Task brief –
Repeat the material below exactly, with no pictures.

####################

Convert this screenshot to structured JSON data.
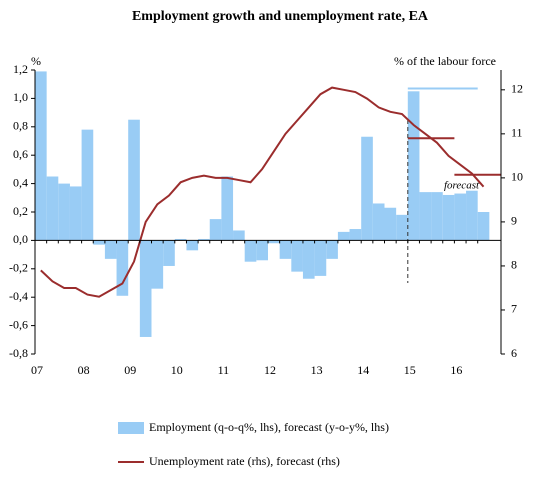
{
  "chart_data": {
    "type": "bar_line",
    "title": "Employment growth and unemployment rate, EA",
    "y_label": "%",
    "y2_label": "% of the labour  force",
    "categories": [
      "07",
      null,
      null,
      null,
      "08",
      null,
      null,
      null,
      "09",
      null,
      null,
      null,
      "10",
      null,
      null,
      null,
      "11",
      null,
      null,
      null,
      "12",
      null,
      null,
      null,
      "13",
      null,
      null,
      null,
      "14",
      null,
      null,
      null,
      "15",
      null,
      null,
      null,
      "16",
      null,
      null
    ],
    "series": [
      {
        "name": "Employment (q-o-q%, lhs), forecast (y-o-y%, lhs)",
        "color": "#99ccf5",
        "kind": "bar",
        "axis": "y",
        "values": [
          1.19,
          0.45,
          0.4,
          0.38,
          0.78,
          -0.03,
          -0.13,
          -0.39,
          0.85,
          -0.68,
          -0.34,
          -0.18,
          0.01,
          -0.07,
          0.01,
          0.15,
          0.45,
          0.07,
          -0.15,
          -0.14,
          -0.02,
          -0.13,
          -0.22,
          -0.27,
          -0.25,
          -0.13,
          0.06,
          0.08,
          0.73,
          0.26,
          0.23,
          0.18,
          1.05,
          0.34,
          0.34,
          0.32,
          0.33,
          0.35,
          0.2
        ]
      },
      {
        "name": "Unemployment rate (rhs), forecast (rhs)",
        "color": "#9b2d2d",
        "kind": "line",
        "axis": "y2",
        "values": [
          7.9,
          7.65,
          7.5,
          7.5,
          7.35,
          7.3,
          7.45,
          7.6,
          8.1,
          9.0,
          9.4,
          9.6,
          9.9,
          10.0,
          10.05,
          10.0,
          10.0,
          9.95,
          9.9,
          10.2,
          10.6,
          11.0,
          11.3,
          11.6,
          11.9,
          12.05,
          12.0,
          11.95,
          11.8,
          11.6,
          11.5,
          11.45,
          11.2,
          11.0,
          10.8,
          10.5,
          10.3,
          10.1,
          9.8
        ]
      }
    ],
    "forecast_lines": [
      {
        "axis": "y",
        "color": "#99ccf5",
        "value": 1.07,
        "from_category": 32,
        "to_category": 38
      },
      {
        "axis": "y2",
        "color": "#9b2d2d",
        "value": 10.9,
        "from_category": 32,
        "to_category": 36
      },
      {
        "axis": "y2",
        "color": "#9b2d2d",
        "value": 10.07,
        "from_category": 36,
        "to_category": 40
      }
    ],
    "forecast_start_category": 32,
    "annotation": "forecast",
    "ylim": [
      -0.8,
      1.2
    ],
    "yticks": [
      {
        "value": -0.8,
        "label": "-0,8"
      },
      {
        "value": -0.6,
        "label": "-0,6"
      },
      {
        "value": -0.4,
        "label": "-0,4"
      },
      {
        "value": -0.2,
        "label": "-0,2"
      },
      {
        "value": 0,
        "label": "0,0"
      },
      {
        "value": 0.2,
        "label": "0,2"
      },
      {
        "value": 0.4,
        "label": "0,4"
      },
      {
        "value": 0.6,
        "label": "0,6"
      },
      {
        "value": 0.8,
        "label": "0,8"
      },
      {
        "value": 1.0,
        "label": "1,0"
      },
      {
        "value": 1.2,
        "label": "1,2"
      }
    ],
    "y2lim": [
      6,
      12.45
    ],
    "y2ticks": [
      6,
      7,
      8,
      9,
      10,
      11,
      12
    ],
    "grid": false
  }
}
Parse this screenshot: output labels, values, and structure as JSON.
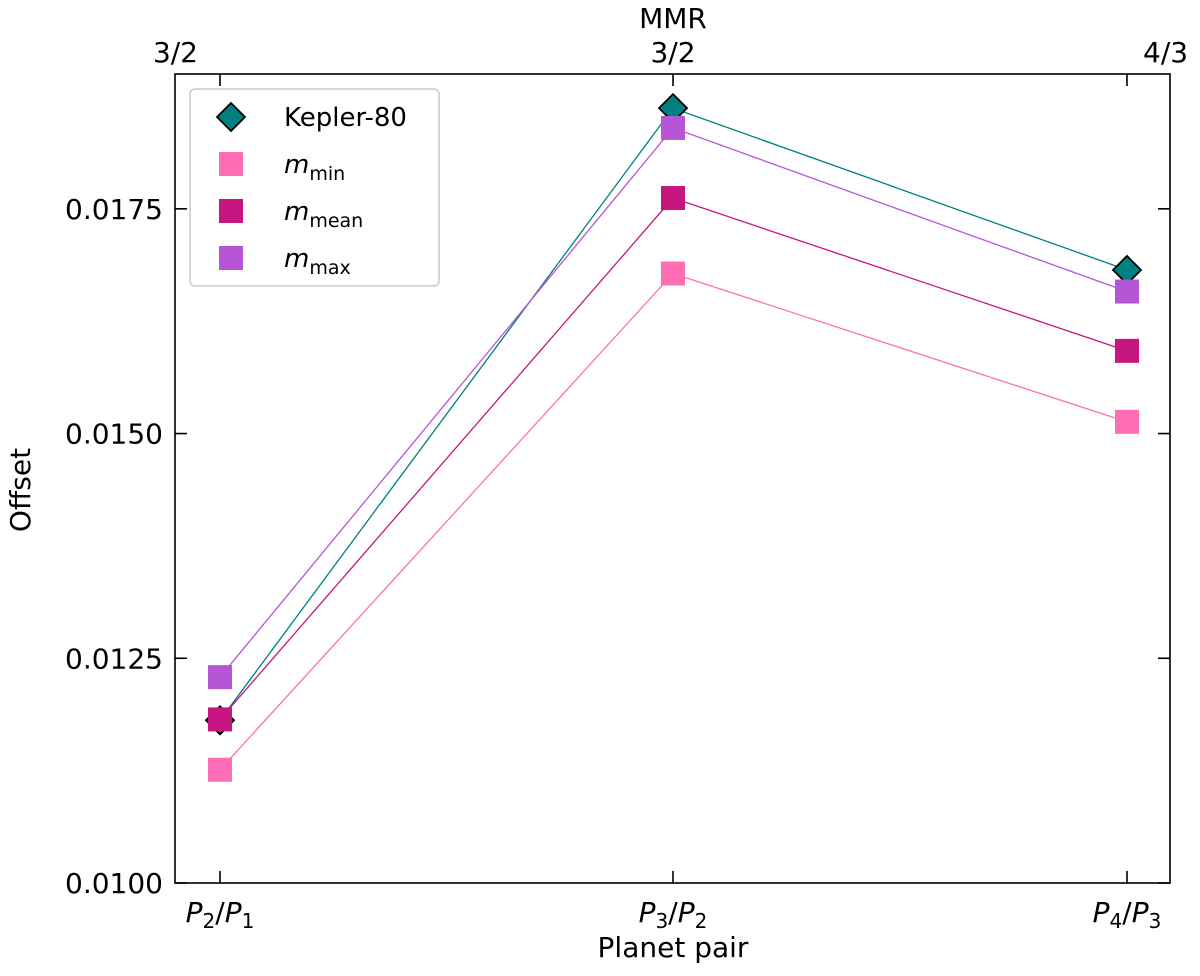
{
  "chart_data": {
    "type": "line",
    "xlabel": "Planet pair",
    "ylabel": "Offset",
    "top_axis_label": "MMR",
    "categories": [
      {
        "base": "P",
        "sub1": "2",
        "sep": "/",
        "base2": "P",
        "sub2": "1"
      },
      {
        "base": "P",
        "sub1": "3",
        "sep": "/",
        "base2": "P",
        "sub2": "2"
      },
      {
        "base": "P",
        "sub1": "4",
        "sep": "/",
        "base2": "P",
        "sub2": "3"
      }
    ],
    "top_ticks": [
      "3/2",
      "3/2",
      "4/3"
    ],
    "ylim": [
      0.01,
      0.019
    ],
    "yticks": [
      "0.0100",
      "0.0125",
      "0.0150",
      "0.0175"
    ],
    "ytick_values": [
      0.01,
      0.0125,
      0.015,
      0.0175
    ],
    "legend_position": "upper-left",
    "grid": false,
    "series": [
      {
        "id": "kepler",
        "name": "Kepler-80",
        "name_main": "Kepler-80",
        "name_sub": "",
        "marker": "diamond",
        "color": "#008080",
        "values": [
          0.01181,
          0.01862,
          0.01682
        ]
      },
      {
        "id": "mmax",
        "name": "m_max",
        "name_main": "m",
        "name_sub": "max",
        "marker": "square",
        "color": "#b656d6",
        "values": [
          0.01229,
          0.0184,
          0.01658
        ]
      },
      {
        "id": "mmean",
        "name": "m_mean",
        "name_main": "m",
        "name_sub": "mean",
        "marker": "square",
        "color": "#c7157f",
        "values": [
          0.01182,
          0.01762,
          0.01592
        ]
      },
      {
        "id": "mmin",
        "name": "m_min",
        "name_main": "m",
        "name_sub": "min",
        "marker": "square",
        "color": "#ff6eb4",
        "values": [
          0.01126,
          0.01678,
          0.01513
        ]
      }
    ],
    "legend_order": [
      "kepler",
      "mmin",
      "mmean",
      "mmax"
    ]
  }
}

####################

Solution for this task –
Convert this screenshot to structured JSON data.
{
  "chart_data": {
    "type": "bar_line",
    "title": "Employment growth and unemployment rate, EA",
    "y_label": "%",
    "y2_label": "% of the labour  force",
    "categories": [
      "07",
      null,
      null,
      null,
      "08",
      null,
      null,
      null,
      "09",
      null,
      null,
      null,
      "10",
      null,
      null,
      null,
      "11",
      null,
      null,
      null,
      "12",
      null,
      null,
      null,
      "13",
      null,
      null,
      null,
      "14",
      null,
      null,
      null,
      "15",
      null,
      null,
      null,
      "16",
      null,
      null
    ],
    "series": [
      {
        "name": "Employment (q-o-q%, lhs), forecast (y-o-y%, lhs)",
        "color": "#99ccf5",
        "kind": "bar",
        "axis": "y",
        "values": [
          1.19,
          0.45,
          0.4,
          0.38,
          0.78,
          -0.03,
          -0.13,
          -0.39,
          0.85,
          -0.68,
          -0.34,
          -0.18,
          0.01,
          -0.07,
          0.01,
          0.15,
          0.45,
          0.07,
          -0.15,
          -0.14,
          -0.02,
          -0.13,
          -0.22,
          -0.27,
          -0.25,
          -0.13,
          0.06,
          0.08,
          0.73,
          0.26,
          0.23,
          0.18,
          1.05,
          0.34,
          0.34,
          0.32,
          0.33,
          0.35,
          0.2
        ]
      },
      {
        "name": "Unemployment rate (rhs), forecast (rhs)",
        "color": "#9b2d2d",
        "kind": "line",
        "axis": "y2",
        "values": [
          7.9,
          7.65,
          7.5,
          7.5,
          7.35,
          7.3,
          7.45,
          7.6,
          8.1,
          9.0,
          9.4,
          9.6,
          9.9,
          10.0,
          10.05,
          10.0,
          10.0,
          9.95,
          9.9,
          10.2,
          10.6,
          11.0,
          11.3,
          11.6,
          11.9,
          12.05,
          12.0,
          11.95,
          11.8,
          11.6,
          11.5,
          11.45,
          11.2,
          11.0,
          10.8,
          10.5,
          10.3,
          10.1,
          9.8
        ]
      }
    ],
    "forecast_lines": [
      {
        "axis": "y",
        "color": "#99ccf5",
        "value": 1.07,
        "from_category": 32,
        "to_category": 38
      },
      {
        "axis": "y2",
        "color": "#9b2d2d",
        "value": 10.9,
        "from_category": 32,
        "to_category": 36
      },
      {
        "axis": "y2",
        "color": "#9b2d2d",
        "value": 10.07,
        "from_category": 36,
        "to_category": 40
      }
    ],
    "forecast_start_category": 32,
    "annotation": "forecast",
    "ylim": [
      -0.8,
      1.2
    ],
    "yticks": [
      {
        "value": -0.8,
        "label": "-0,8"
      },
      {
        "value": -0.6,
        "label": "-0,6"
      },
      {
        "value": -0.4,
        "label": "-0,4"
      },
      {
        "value": -0.2,
        "label": "-0,2"
      },
      {
        "value": 0,
        "label": "0,0"
      },
      {
        "value": 0.2,
        "label": "0,2"
      },
      {
        "value": 0.4,
        "label": "0,4"
      },
      {
        "value": 0.6,
        "label": "0,6"
      },
      {
        "value": 0.8,
        "label": "0,8"
      },
      {
        "value": 1.0,
        "label": "1,0"
      },
      {
        "value": 1.2,
        "label": "1,2"
      }
    ],
    "y2lim": [
      6,
      12.45
    ],
    "y2ticks": [
      6,
      7,
      8,
      9,
      10,
      11,
      12
    ],
    "grid": false
  }
}
Parse this screenshot: output labels, values, and structure as JSON.
{
  "chart_data": {
    "type": "line",
    "xlabel": "Planet pair",
    "ylabel": "Offset",
    "top_axis_label": "MMR",
    "categories": [
      {
        "base": "P",
        "sub1": "2",
        "sep": "/",
        "base2": "P",
        "sub2": "1"
      },
      {
        "base": "P",
        "sub1": "3",
        "sep": "/",
        "base2": "P",
        "sub2": "2"
      },
      {
        "base": "P",
        "sub1": "4",
        "sep": "/",
        "base2": "P",
        "sub2": "3"
      }
    ],
    "top_ticks": [
      "3/2",
      "3/2",
      "4/3"
    ],
    "ylim": [
      0.01,
      0.019
    ],
    "yticks": [
      "0.0100",
      "0.0125",
      "0.0150",
      "0.0175"
    ],
    "ytick_values": [
      0.01,
      0.0125,
      0.015,
      0.0175
    ],
    "legend_position": "upper-left",
    "grid": false,
    "series": [
      {
        "id": "kepler",
        "name": "Kepler-80",
        "name_main": "Kepler-80",
        "name_sub": "",
        "marker": "diamond",
        "color": "#008080",
        "values": [
          0.01181,
          0.01862,
          0.01682
        ]
      },
      {
        "id": "mmax",
        "name": "m_max",
        "name_main": "m",
        "name_sub": "max",
        "marker": "square",
        "color": "#b656d6",
        "values": [
          0.01229,
          0.0184,
          0.01658
        ]
      },
      {
        "id": "mmean",
        "name": "m_mean",
        "name_main": "m",
        "name_sub": "mean",
        "marker": "square",
        "color": "#c7157f",
        "values": [
          0.01182,
          0.01762,
          0.01592
        ]
      },
      {
        "id": "mmin",
        "name": "m_min",
        "name_main": "m",
        "name_sub": "min",
        "marker": "square",
        "color": "#ff6eb4",
        "values": [
          0.01126,
          0.01678,
          0.01513
        ]
      }
    ],
    "legend_order": [
      "kepler",
      "mmin",
      "mmean",
      "mmax"
    ]
  }
}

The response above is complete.